◆ TASK BRIEF
Go through the listing below and list every line with "this".

◆ RECORD EXTRACTS
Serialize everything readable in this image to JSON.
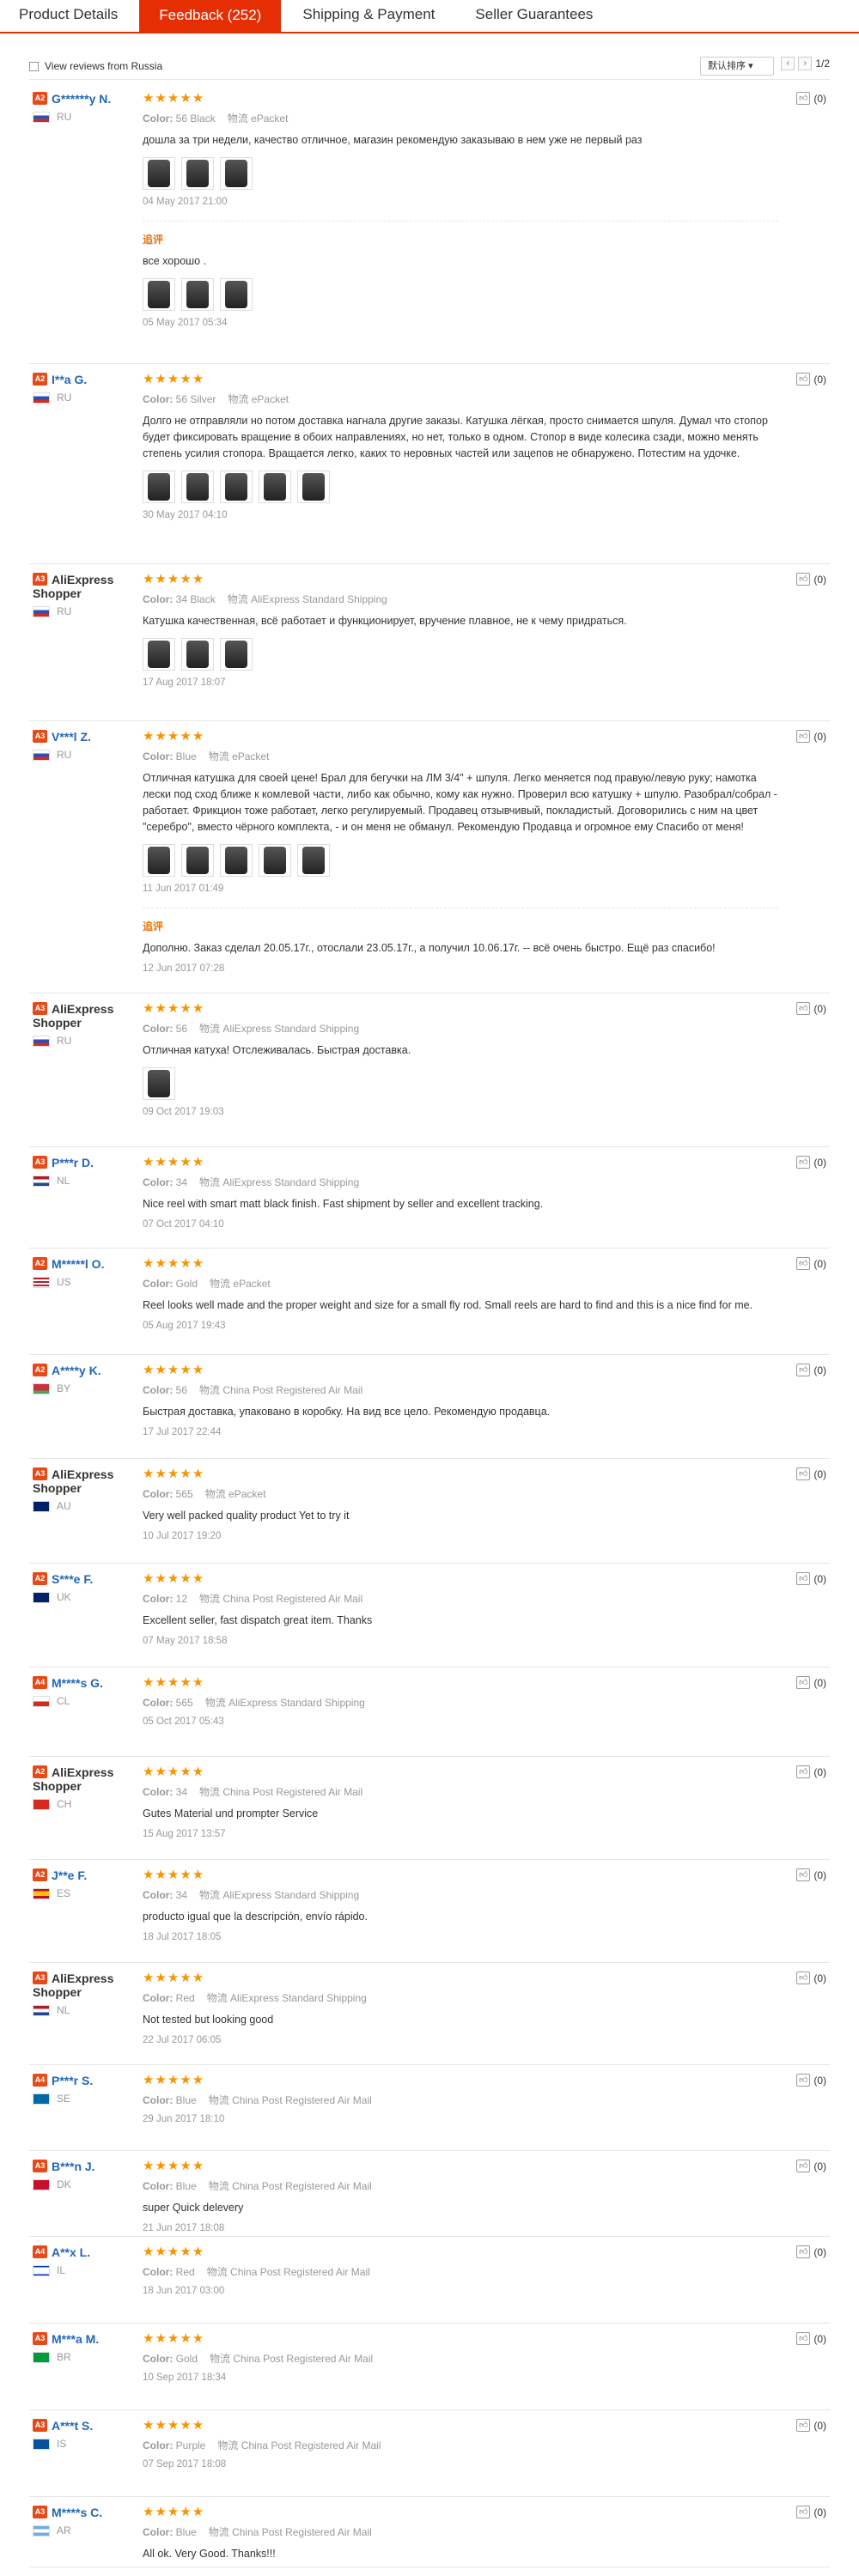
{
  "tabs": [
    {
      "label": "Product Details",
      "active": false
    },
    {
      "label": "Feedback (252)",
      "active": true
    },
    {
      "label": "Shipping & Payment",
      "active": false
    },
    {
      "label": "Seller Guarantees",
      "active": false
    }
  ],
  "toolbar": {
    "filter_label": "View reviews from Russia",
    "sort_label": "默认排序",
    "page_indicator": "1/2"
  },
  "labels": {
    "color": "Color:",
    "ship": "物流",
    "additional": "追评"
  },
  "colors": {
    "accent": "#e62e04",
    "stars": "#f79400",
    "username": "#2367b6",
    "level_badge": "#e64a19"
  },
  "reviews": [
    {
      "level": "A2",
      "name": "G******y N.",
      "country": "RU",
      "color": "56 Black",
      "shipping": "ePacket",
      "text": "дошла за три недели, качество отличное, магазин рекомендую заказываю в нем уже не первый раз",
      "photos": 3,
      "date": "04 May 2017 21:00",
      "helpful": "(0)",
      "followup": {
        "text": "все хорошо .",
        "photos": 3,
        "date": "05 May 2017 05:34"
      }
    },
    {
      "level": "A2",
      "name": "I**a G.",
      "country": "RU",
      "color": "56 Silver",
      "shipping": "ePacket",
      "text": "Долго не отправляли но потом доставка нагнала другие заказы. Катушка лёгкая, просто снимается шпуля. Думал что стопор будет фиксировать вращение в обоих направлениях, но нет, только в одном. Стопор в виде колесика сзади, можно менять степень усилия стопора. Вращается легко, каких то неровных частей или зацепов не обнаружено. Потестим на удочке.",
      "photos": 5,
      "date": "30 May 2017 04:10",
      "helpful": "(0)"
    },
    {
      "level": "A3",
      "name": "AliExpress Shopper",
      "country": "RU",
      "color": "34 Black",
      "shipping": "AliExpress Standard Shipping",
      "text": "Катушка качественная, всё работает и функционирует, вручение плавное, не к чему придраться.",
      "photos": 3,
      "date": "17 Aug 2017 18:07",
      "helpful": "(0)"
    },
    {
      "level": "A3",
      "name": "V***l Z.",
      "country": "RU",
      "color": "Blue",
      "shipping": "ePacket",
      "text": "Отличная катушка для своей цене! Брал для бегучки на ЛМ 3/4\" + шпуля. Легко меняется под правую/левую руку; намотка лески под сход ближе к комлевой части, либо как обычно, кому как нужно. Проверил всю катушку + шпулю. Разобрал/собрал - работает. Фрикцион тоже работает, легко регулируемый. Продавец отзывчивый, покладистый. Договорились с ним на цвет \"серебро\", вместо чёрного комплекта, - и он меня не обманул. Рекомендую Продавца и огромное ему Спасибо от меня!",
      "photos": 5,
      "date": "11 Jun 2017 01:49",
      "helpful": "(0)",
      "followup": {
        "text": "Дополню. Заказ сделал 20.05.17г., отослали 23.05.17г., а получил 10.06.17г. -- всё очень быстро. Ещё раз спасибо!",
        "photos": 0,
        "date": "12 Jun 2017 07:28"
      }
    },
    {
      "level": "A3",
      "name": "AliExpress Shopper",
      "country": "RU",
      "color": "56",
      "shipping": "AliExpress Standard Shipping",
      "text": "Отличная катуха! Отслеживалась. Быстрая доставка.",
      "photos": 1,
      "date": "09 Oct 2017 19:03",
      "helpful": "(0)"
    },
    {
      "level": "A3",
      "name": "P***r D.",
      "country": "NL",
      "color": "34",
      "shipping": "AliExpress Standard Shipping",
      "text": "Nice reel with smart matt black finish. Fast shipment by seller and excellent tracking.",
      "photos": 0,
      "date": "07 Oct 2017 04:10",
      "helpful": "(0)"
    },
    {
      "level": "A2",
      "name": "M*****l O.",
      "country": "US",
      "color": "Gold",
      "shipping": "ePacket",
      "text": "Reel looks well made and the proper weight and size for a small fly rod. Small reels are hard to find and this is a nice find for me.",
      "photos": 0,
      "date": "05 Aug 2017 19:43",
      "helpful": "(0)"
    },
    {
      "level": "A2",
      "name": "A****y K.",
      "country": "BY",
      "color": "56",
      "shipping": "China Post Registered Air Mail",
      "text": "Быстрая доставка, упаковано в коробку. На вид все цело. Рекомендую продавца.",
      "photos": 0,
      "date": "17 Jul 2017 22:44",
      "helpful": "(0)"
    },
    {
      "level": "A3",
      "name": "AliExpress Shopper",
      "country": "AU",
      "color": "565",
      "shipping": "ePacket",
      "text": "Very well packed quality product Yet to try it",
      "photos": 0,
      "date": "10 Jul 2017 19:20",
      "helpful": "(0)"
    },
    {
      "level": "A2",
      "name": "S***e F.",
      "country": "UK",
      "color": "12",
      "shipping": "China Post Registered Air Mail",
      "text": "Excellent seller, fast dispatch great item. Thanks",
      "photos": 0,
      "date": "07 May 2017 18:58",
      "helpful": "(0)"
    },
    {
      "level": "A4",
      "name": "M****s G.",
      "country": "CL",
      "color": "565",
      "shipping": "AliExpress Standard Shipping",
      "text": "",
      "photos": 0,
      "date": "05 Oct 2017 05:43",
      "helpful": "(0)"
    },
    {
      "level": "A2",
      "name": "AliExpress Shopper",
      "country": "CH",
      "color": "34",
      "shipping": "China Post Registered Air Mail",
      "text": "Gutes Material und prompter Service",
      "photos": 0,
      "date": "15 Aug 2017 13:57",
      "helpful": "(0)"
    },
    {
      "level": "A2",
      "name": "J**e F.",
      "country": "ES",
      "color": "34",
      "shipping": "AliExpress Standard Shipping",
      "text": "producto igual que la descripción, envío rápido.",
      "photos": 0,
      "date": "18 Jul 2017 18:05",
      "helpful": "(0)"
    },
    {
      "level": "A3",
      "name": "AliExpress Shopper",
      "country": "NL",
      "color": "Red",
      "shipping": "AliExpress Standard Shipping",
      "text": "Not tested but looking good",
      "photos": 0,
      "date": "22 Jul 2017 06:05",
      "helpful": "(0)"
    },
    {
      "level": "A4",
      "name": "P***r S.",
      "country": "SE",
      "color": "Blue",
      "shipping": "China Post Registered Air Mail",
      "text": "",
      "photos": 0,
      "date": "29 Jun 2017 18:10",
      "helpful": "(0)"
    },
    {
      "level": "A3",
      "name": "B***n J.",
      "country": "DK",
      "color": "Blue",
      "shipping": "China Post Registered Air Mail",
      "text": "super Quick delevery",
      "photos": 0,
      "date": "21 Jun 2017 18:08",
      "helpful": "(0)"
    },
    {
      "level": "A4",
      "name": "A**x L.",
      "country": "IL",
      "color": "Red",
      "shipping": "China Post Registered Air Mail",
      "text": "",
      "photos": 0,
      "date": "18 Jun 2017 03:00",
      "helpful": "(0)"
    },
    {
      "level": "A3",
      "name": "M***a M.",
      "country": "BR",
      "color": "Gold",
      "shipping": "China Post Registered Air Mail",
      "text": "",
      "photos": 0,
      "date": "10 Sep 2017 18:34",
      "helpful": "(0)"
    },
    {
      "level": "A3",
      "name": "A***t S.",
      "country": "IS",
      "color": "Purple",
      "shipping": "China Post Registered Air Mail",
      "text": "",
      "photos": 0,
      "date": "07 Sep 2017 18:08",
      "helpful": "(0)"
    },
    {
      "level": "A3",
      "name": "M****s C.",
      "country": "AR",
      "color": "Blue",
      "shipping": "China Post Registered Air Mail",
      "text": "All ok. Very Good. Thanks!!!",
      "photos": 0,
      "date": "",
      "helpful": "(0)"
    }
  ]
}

◆ PROBLEM SOLUTION
Serialize everything readable in this image to JSON.
      "text": "Reel looks well made and the proper weight and size for a small fly rod. Small reels are hard to find and this is a nice find for me.",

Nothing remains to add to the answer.